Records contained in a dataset
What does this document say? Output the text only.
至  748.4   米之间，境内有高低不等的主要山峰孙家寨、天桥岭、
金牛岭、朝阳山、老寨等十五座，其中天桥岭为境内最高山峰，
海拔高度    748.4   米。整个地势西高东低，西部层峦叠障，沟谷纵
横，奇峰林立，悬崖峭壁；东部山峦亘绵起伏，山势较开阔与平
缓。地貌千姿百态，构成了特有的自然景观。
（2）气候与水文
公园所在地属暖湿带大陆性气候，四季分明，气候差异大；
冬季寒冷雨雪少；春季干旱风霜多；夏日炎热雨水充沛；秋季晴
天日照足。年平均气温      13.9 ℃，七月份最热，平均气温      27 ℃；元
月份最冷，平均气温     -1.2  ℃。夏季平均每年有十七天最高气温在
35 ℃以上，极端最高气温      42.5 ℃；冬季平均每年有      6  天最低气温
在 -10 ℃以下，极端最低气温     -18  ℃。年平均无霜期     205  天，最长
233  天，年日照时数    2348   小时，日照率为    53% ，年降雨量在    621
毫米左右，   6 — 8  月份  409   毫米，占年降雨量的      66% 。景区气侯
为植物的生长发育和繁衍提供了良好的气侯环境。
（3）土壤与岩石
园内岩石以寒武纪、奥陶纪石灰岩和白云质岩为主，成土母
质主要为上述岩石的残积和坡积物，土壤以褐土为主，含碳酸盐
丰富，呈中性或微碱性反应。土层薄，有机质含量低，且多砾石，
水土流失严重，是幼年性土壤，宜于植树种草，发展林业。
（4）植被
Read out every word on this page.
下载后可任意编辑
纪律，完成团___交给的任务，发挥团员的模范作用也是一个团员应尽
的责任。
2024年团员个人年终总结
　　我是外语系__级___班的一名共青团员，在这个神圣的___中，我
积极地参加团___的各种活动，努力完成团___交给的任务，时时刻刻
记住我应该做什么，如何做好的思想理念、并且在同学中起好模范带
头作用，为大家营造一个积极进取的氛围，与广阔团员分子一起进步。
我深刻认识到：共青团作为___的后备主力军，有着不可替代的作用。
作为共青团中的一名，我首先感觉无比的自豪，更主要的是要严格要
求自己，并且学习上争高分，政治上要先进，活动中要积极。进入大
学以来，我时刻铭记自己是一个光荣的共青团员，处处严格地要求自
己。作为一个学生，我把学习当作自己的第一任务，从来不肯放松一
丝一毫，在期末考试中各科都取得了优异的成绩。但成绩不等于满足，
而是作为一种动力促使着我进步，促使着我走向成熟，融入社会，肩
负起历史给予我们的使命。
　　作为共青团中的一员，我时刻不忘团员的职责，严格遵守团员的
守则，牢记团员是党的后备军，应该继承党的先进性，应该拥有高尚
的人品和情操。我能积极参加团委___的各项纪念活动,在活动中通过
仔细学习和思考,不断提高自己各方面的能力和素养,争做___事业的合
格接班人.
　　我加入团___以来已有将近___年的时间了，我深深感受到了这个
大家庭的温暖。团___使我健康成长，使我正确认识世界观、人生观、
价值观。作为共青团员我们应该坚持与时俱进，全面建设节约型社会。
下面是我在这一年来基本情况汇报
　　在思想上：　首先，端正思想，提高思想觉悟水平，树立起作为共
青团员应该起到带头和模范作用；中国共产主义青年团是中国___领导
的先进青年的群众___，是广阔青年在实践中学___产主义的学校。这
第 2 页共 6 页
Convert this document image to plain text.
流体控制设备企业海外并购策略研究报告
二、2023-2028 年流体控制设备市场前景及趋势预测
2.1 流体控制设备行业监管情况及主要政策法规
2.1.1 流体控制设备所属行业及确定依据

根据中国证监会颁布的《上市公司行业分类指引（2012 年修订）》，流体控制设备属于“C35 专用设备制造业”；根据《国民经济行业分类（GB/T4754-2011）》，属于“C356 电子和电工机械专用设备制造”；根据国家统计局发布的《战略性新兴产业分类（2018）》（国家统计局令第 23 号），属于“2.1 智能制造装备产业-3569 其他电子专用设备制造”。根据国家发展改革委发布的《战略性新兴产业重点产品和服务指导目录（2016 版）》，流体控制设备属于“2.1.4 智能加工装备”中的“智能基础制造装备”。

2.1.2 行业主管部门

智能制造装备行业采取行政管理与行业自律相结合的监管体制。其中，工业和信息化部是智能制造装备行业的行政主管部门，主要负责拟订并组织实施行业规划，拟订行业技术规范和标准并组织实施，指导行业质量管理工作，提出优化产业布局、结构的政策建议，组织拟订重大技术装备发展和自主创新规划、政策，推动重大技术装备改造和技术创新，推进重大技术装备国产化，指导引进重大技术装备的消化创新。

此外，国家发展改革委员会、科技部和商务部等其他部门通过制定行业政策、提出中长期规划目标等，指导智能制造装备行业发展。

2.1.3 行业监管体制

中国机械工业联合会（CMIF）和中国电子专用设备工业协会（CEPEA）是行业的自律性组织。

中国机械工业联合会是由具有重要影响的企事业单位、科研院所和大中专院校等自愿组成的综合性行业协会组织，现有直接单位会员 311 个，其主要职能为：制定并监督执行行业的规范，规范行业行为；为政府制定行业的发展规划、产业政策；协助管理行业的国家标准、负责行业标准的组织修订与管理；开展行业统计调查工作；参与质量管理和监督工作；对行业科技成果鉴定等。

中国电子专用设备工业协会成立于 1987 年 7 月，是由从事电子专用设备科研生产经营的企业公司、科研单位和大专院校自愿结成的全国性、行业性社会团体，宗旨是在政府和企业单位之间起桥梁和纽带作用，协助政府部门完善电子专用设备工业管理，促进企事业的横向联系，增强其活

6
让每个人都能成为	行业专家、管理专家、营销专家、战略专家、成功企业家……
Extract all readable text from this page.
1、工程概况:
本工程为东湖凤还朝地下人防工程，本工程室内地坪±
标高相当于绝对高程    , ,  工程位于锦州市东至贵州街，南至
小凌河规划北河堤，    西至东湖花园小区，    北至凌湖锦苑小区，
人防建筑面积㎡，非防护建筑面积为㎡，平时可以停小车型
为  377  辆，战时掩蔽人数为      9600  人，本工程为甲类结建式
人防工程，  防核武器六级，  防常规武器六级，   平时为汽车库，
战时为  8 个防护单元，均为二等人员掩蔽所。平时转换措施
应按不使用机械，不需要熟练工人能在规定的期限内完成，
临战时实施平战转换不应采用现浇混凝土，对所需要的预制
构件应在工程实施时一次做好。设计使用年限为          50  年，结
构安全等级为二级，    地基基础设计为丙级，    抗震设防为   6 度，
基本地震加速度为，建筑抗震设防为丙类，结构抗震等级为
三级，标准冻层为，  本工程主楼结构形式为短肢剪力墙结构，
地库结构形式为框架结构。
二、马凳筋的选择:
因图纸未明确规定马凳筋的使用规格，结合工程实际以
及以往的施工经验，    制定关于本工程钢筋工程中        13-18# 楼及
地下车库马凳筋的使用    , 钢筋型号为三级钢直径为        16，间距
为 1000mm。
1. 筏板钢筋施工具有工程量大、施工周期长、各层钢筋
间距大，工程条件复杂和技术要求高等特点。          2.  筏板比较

- **What you are asked to do**: Show every line from the entries above in which the word "document" appears.

- **Complete output**:
What does this document say? Output the text only.
Convert this document image to plain text.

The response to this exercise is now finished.